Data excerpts
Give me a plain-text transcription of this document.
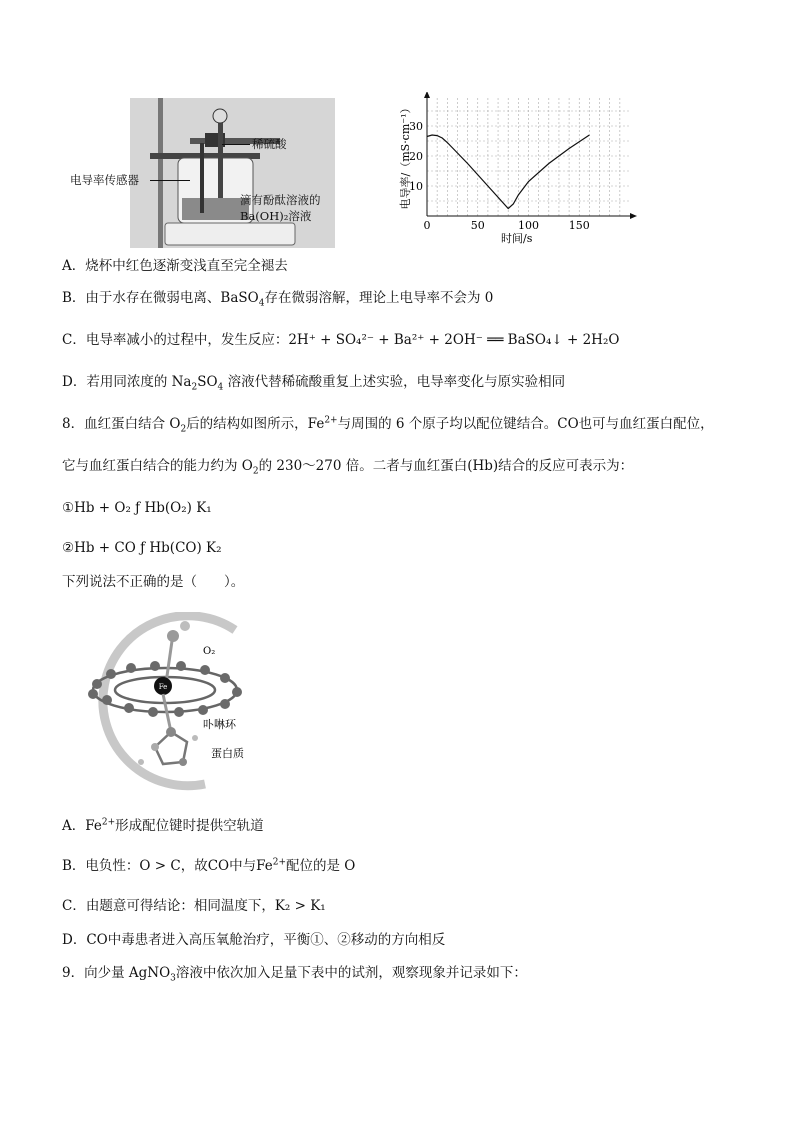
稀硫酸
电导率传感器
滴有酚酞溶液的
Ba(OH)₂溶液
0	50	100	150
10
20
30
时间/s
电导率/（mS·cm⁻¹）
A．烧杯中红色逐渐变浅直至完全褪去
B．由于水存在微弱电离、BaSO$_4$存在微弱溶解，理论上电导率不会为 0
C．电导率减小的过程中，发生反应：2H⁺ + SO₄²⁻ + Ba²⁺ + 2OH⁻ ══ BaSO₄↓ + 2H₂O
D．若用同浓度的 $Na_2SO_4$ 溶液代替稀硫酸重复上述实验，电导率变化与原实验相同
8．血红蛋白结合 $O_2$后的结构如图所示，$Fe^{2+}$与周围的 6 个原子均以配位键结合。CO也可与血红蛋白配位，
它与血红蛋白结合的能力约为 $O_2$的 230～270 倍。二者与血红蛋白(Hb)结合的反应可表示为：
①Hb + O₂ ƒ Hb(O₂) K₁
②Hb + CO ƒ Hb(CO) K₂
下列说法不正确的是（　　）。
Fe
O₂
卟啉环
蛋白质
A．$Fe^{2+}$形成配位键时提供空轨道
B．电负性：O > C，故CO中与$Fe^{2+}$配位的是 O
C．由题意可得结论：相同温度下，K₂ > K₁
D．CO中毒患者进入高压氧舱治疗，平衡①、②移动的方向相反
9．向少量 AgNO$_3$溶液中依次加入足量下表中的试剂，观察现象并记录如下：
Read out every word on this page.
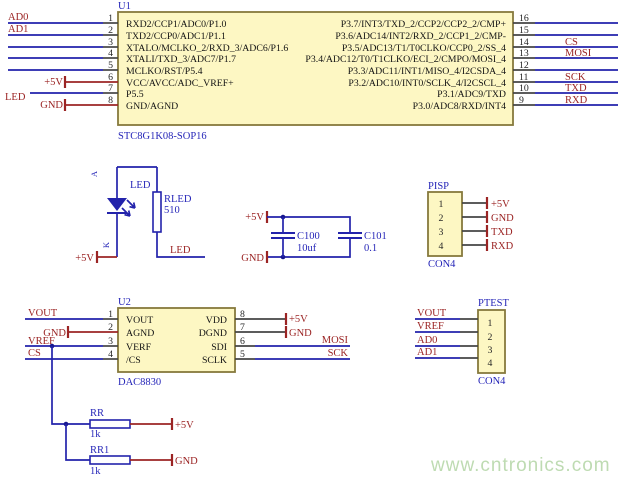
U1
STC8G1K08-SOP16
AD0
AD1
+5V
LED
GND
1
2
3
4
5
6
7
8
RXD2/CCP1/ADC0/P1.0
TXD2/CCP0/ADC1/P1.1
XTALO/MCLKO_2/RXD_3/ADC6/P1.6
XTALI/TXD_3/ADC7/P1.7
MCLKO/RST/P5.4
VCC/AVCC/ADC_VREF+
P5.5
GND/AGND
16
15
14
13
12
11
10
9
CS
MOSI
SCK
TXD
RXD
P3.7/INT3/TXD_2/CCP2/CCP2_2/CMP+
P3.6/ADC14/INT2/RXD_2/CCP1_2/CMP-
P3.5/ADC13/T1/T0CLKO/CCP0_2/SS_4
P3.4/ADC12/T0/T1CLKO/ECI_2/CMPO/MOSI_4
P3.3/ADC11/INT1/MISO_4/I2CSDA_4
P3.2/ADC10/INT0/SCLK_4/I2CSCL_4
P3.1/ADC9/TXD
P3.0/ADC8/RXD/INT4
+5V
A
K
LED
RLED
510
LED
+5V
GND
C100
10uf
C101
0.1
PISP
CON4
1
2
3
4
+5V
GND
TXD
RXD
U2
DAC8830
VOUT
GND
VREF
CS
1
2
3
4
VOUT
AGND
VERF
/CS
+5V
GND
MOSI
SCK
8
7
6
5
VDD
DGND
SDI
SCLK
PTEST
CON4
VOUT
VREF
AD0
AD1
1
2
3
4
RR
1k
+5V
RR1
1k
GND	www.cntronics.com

## WHAT THE TASK REQUIRES
Make an exact copy of the lines above, starting at the line that contains "Read out every word on this page." and running through the final line of the entries. Omit the pictures.

## SOLUTION
Read out every word on this page.
U1
STC8G1K08-SOP16
AD0
AD1
+5V
LED
GND
1
2
3
4
5
6
7
8
RXD2/CCP1/ADC0/P1.0
TXD2/CCP0/ADC1/P1.1
XTALO/MCLKO_2/RXD_3/ADC6/P1.6
XTALI/TXD_3/ADC7/P1.7
MCLKO/RST/P5.4
VCC/AVCC/ADC_VREF+
P5.5
GND/AGND
16
15
14
13
12
11
10
9
CS
MOSI
SCK
TXD
RXD
P3.7/INT3/TXD_2/CCP2/CCP2_2/CMP+
P3.6/ADC14/INT2/RXD_2/CCP1_2/CMP-
P3.5/ADC13/T1/T0CLKO/CCP0_2/SS_4
P3.4/ADC12/T0/T1CLKO/ECI_2/CMPO/MOSI_4
P3.3/ADC11/INT1/MISO_4/I2CSDA_4
P3.2/ADC10/INT0/SCLK_4/I2CSCL_4
P3.1/ADC9/TXD
P3.0/ADC8/RXD/INT4
+5V
A
K
LED
RLED
510
LED
+5V
GND
C100
10uf
C101
0.1
PISP
CON4
1
2
3
4
+5V
GND
TXD
RXD
U2
DAC8830
VOUT
GND
VREF
CS
1
2
3
4
VOUT
AGND
VERF
/CS
+5V
GND
MOSI
SCK
8
7
6
5
VDD
DGND
SDI
SCLK
PTEST
CON4
VOUT
VREF
AD0
AD1
1
2
3
4
RR
1k
+5V
RR1
1k
GND	www.cntronics.com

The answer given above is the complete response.